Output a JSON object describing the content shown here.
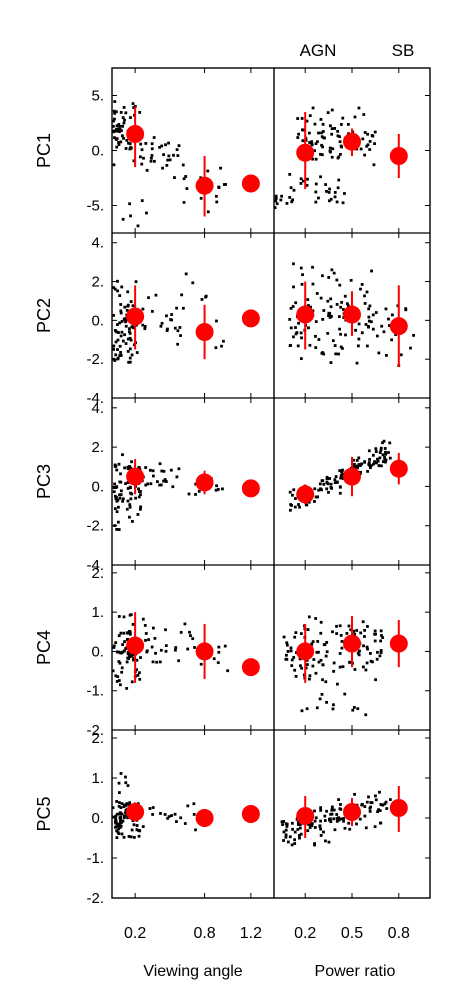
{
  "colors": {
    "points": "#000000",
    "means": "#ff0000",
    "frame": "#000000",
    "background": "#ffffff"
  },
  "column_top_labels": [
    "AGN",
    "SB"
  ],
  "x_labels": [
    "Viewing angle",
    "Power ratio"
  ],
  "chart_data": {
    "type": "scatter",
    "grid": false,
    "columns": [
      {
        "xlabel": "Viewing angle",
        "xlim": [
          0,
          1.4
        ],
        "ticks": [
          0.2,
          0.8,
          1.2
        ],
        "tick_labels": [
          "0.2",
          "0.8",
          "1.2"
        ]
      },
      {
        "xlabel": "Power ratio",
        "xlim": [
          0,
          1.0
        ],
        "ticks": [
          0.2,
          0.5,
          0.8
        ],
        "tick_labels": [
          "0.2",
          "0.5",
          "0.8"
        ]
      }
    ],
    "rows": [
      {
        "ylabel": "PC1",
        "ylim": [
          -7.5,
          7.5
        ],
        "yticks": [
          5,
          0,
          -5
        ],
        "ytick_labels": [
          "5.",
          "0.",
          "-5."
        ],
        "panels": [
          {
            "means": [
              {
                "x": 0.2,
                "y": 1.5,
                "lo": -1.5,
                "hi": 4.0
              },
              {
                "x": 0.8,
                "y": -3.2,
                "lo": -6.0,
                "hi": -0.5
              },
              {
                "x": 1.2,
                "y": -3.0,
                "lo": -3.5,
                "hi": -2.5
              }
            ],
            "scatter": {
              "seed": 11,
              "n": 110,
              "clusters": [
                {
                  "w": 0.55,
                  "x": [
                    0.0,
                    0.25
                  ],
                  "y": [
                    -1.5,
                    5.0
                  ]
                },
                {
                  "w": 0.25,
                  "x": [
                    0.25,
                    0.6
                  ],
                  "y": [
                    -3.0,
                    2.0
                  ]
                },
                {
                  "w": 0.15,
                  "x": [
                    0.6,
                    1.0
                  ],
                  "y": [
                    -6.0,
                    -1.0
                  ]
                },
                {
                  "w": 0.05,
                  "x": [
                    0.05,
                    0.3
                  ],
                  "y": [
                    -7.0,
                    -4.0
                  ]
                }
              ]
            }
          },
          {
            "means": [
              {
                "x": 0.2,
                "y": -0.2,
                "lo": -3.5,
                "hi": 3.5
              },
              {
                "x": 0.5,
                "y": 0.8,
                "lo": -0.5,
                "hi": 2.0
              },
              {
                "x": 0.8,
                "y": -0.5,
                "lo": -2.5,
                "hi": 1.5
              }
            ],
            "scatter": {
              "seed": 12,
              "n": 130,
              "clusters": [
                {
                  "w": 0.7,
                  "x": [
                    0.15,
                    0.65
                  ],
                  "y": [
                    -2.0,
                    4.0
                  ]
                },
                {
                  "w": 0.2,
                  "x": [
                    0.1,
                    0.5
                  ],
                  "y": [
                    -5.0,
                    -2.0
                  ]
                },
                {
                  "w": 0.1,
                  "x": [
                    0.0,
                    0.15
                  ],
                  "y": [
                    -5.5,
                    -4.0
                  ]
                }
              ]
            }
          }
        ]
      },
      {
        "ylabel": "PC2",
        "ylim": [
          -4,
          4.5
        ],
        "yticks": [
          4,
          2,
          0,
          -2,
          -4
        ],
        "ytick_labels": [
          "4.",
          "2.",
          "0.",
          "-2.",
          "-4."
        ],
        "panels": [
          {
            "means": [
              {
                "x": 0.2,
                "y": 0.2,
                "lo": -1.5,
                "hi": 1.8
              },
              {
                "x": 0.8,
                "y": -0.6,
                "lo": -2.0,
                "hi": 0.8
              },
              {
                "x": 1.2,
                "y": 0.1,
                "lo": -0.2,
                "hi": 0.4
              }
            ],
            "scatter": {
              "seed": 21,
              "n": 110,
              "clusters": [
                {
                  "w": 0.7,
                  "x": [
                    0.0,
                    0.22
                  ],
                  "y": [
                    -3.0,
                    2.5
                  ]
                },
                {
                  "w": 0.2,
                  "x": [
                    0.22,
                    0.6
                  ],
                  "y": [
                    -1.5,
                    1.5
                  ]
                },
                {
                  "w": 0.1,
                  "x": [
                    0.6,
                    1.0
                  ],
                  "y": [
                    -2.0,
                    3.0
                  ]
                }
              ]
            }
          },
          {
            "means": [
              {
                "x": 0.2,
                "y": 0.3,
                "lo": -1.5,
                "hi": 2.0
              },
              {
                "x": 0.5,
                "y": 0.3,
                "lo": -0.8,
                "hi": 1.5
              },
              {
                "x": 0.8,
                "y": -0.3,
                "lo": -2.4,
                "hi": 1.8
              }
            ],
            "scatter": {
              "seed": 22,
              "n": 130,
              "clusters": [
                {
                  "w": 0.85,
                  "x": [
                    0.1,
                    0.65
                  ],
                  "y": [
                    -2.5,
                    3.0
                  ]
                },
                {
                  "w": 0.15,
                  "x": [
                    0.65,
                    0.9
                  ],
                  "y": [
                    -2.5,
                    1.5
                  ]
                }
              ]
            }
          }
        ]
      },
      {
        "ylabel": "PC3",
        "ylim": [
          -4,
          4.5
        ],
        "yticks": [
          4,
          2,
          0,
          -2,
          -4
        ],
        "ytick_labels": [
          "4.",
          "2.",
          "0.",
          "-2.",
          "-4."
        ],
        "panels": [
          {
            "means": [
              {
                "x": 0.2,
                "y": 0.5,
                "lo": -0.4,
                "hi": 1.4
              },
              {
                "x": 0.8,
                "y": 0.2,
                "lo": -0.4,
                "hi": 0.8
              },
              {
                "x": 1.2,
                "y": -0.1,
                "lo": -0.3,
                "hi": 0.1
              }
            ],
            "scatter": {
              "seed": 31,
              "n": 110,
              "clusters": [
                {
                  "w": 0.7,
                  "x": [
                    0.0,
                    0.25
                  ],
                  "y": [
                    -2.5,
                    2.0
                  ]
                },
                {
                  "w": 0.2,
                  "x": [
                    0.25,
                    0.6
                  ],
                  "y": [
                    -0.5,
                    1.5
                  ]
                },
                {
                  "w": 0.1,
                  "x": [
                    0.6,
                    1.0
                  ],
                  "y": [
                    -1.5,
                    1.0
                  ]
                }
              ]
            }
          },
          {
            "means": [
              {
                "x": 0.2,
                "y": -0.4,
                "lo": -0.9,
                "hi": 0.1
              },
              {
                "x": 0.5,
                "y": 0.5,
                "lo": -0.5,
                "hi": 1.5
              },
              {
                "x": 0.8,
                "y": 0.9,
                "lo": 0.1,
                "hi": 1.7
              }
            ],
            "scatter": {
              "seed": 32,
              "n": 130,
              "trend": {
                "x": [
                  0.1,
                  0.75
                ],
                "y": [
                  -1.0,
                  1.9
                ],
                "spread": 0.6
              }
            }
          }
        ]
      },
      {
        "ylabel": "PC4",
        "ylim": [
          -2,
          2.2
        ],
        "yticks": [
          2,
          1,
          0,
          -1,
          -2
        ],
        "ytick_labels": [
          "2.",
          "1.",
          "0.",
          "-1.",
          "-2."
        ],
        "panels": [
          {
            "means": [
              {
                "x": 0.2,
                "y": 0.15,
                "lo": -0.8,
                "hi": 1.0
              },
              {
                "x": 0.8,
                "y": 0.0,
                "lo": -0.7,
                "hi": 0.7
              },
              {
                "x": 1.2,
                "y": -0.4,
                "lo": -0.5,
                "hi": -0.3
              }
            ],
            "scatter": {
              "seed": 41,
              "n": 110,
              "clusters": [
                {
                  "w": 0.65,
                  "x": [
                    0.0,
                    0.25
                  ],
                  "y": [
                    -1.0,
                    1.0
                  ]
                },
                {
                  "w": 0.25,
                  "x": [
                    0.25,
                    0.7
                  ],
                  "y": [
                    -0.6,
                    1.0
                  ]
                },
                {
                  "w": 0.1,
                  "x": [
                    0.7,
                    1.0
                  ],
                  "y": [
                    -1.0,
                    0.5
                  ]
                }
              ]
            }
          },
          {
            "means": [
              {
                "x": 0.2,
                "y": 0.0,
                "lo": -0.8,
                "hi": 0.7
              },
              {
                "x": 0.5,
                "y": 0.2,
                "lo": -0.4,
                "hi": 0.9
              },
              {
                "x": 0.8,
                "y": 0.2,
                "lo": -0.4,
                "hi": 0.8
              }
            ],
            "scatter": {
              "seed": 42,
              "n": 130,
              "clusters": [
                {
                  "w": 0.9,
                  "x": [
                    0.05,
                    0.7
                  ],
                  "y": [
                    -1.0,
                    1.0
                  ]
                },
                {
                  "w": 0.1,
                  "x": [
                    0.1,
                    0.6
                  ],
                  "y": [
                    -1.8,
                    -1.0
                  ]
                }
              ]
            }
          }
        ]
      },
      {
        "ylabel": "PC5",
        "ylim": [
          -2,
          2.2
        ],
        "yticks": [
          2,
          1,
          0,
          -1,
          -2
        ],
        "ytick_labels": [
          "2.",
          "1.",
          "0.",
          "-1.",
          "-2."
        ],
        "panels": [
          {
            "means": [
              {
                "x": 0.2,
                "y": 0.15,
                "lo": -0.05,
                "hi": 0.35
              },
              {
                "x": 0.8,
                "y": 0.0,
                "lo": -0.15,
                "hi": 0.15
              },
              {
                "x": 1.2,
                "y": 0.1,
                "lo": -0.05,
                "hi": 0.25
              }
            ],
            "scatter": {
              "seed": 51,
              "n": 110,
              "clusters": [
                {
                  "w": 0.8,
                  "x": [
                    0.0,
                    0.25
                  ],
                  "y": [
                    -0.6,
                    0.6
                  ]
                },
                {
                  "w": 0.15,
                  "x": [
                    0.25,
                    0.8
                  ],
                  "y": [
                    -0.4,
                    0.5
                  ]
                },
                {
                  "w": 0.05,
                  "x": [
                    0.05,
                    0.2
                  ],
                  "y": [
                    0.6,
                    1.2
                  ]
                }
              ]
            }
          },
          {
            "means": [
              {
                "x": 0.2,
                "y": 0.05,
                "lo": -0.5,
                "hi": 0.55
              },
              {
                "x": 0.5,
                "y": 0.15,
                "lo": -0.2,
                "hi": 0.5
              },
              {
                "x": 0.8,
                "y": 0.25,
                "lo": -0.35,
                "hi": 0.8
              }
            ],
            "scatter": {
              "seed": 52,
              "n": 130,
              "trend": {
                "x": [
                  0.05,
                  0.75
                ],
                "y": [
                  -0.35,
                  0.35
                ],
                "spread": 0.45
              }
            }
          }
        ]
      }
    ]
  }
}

_GIVEN TASK_
Within the entries above, how many lines contain "xlabel"? Respond with the number only.

_ANSWER_
2